* **What you need to do**
Exactly as given, repeat all of the entries.

— BEGIN Supplied material —

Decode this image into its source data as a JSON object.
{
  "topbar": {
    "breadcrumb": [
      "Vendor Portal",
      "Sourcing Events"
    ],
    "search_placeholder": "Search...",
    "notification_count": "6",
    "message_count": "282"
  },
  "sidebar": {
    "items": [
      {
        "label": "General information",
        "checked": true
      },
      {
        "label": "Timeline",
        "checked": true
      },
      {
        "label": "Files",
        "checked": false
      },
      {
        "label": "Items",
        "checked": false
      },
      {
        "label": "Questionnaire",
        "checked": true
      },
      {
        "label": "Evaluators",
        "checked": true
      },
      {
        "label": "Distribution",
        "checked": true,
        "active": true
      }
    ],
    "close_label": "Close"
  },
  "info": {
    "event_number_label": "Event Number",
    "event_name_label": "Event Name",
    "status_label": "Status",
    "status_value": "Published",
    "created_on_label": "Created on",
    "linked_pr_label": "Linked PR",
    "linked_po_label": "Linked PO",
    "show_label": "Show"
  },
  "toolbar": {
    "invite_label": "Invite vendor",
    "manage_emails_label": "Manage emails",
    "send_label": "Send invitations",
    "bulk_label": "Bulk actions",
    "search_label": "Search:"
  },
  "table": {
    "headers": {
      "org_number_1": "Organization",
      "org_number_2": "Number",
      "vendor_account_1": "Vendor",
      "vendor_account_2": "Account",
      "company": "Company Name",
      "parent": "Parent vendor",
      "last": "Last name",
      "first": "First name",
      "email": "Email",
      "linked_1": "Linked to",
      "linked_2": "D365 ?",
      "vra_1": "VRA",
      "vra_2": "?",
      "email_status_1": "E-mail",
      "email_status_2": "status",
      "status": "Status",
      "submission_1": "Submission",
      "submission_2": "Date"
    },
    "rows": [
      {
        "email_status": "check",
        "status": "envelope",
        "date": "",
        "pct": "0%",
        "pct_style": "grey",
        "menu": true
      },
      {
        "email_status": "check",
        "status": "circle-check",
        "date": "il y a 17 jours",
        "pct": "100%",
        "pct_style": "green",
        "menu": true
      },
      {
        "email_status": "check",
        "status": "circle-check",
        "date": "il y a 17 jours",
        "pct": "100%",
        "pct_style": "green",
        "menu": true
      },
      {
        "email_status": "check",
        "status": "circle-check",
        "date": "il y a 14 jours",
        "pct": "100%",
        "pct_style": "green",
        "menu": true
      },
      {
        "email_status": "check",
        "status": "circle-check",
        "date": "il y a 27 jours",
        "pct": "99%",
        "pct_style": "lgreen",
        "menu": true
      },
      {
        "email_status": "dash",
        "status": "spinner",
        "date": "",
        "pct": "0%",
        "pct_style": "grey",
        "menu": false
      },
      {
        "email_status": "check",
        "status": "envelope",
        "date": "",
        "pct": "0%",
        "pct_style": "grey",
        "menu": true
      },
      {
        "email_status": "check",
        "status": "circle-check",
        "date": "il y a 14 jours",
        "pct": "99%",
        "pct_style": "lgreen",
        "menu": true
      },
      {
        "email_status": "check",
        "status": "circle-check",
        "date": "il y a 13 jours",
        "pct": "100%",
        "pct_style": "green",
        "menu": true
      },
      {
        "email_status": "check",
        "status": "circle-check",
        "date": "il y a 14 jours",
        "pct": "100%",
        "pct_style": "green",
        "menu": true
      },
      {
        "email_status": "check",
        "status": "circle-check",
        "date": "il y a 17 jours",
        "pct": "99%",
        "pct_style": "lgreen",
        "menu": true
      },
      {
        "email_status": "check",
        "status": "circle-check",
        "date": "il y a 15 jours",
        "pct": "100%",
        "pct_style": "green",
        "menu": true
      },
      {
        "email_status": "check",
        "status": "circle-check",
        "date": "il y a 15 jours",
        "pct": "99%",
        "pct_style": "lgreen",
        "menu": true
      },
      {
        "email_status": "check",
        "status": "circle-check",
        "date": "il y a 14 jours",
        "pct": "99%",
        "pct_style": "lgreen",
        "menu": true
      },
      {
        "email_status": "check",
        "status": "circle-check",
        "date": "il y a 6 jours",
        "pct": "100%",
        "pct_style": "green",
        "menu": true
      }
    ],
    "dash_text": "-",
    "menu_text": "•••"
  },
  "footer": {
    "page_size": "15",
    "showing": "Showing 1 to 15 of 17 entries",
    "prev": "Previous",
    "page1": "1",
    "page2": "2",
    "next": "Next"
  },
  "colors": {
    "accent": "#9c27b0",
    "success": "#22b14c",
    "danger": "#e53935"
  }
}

— END Supplied material —

* **Full response**
Decode this image into its source data as a JSON object.
{
  "topbar": {
    "breadcrumb": [
      "Vendor Portal",
      "Sourcing Events"
    ],
    "search_placeholder": "Search...",
    "notification_count": "6",
    "message_count": "282"
  },
  "sidebar": {
    "items": [
      {
        "label": "General information",
        "checked": true
      },
      {
        "label": "Timeline",
        "checked": true
      },
      {
        "label": "Files",
        "checked": false
      },
      {
        "label": "Items",
        "checked": false
      },
      {
        "label": "Questionnaire",
        "checked": true
      },
      {
        "label": "Evaluators",
        "checked": true
      },
      {
        "label": "Distribution",
        "checked": true,
        "active": true
      }
    ],
    "close_label": "Close"
  },
  "info": {
    "event_number_label": "Event Number",
    "event_name_label": "Event Name",
    "status_label": "Status",
    "status_value": "Published",
    "created_on_label": "Created on",
    "linked_pr_label": "Linked PR",
    "linked_po_label": "Linked PO",
    "show_label": "Show"
  },
  "toolbar": {
    "invite_label": "Invite vendor",
    "manage_emails_label": "Manage emails",
    "send_label": "Send invitations",
    "bulk_label": "Bulk actions",
    "search_label": "Search:"
  },
  "table": {
    "headers": {
      "org_number_1": "Organization",
      "org_number_2": "Number",
      "vendor_account_1": "Vendor",
      "vendor_account_2": "Account",
      "company": "Company Name",
      "parent": "Parent vendor",
      "last": "Last name",
      "first": "First name",
      "email": "Email",
      "linked_1": "Linked to",
      "linked_2": "D365 ?",
      "vra_1": "VRA",
      "vra_2": "?",
      "email_status_1": "E-mail",
      "email_status_2": "status",
      "status": "Status",
      "submission_1": "Submission",
      "submission_2": "Date"
    },
    "rows": [
      {
        "email_status": "check",
        "status": "envelope",
        "date": "",
        "pct": "0%",
        "pct_style": "grey",
        "menu": true
      },
      {
        "email_status": "check",
        "status": "circle-check",
        "date": "il y a 17 jours",
        "pct": "100%",
        "pct_style": "green",
        "menu": true
      },
      {
        "email_status": "check",
        "status": "circle-check",
        "date": "il y a 17 jours",
        "pct": "100%",
        "pct_style": "green",
        "menu": true
      },
      {
        "email_status": "check",
        "status": "circle-check",
        "date": "il y a 14 jours",
        "pct": "100%",
        "pct_style": "green",
        "menu": true
      },
      {
        "email_status": "check",
        "status": "circle-check",
        "date": "il y a 27 jours",
        "pct": "99%",
        "pct_style": "lgreen",
        "menu": true
      },
      {
        "email_status": "dash",
        "status": "spinner",
        "date": "",
        "pct": "0%",
        "pct_style": "grey",
        "menu": false
      },
      {
        "email_status": "check",
        "status": "envelope",
        "date": "",
        "pct": "0%",
        "pct_style": "grey",
        "menu": true
      },
      {
        "email_status": "check",
        "status": "circle-check",
        "date": "il y a 14 jours",
        "pct": "99%",
        "pct_style": "lgreen",
        "menu": true
      },
      {
        "email_status": "check",
        "status": "circle-check",
        "date": "il y a 13 jours",
        "pct": "100%",
        "pct_style": "green",
        "menu": true
      },
      {
        "email_status": "check",
        "status": "circle-check",
        "date": "il y a 14 jours",
        "pct": "100%",
        "pct_style": "green",
        "menu": true
      },
      {
        "email_status": "check",
        "status": "circle-check",
        "date": "il y a 17 jours",
        "pct": "99%",
        "pct_style": "lgreen",
        "menu": true
      },
      {
        "email_status": "check",
        "status": "circle-check",
        "date": "il y a 15 jours",
        "pct": "100%",
        "pct_style": "green",
        "menu": true
      },
      {
        "email_status": "check",
        "status": "circle-check",
        "date": "il y a 15 jours",
        "pct": "99%",
        "pct_style": "lgreen",
        "menu": true
      },
      {
        "email_status": "check",
        "status": "circle-check",
        "date": "il y a 14 jours",
        "pct": "99%",
        "pct_style": "lgreen",
        "menu": true
      },
      {
        "email_status": "check",
        "status": "circle-check",
        "date": "il y a 6 jours",
        "pct": "100%",
        "pct_style": "green",
        "menu": true
      }
    ],
    "dash_text": "-",
    "menu_text": "•••"
  },
  "footer": {
    "page_size": "15",
    "showing": "Showing 1 to 15 of 17 entries",
    "prev": "Previous",
    "page1": "1",
    "page2": "2",
    "next": "Next"
  },
  "colors": {
    "accent": "#9c27b0",
    "success": "#22b14c",
    "danger": "#e53935"
  }
}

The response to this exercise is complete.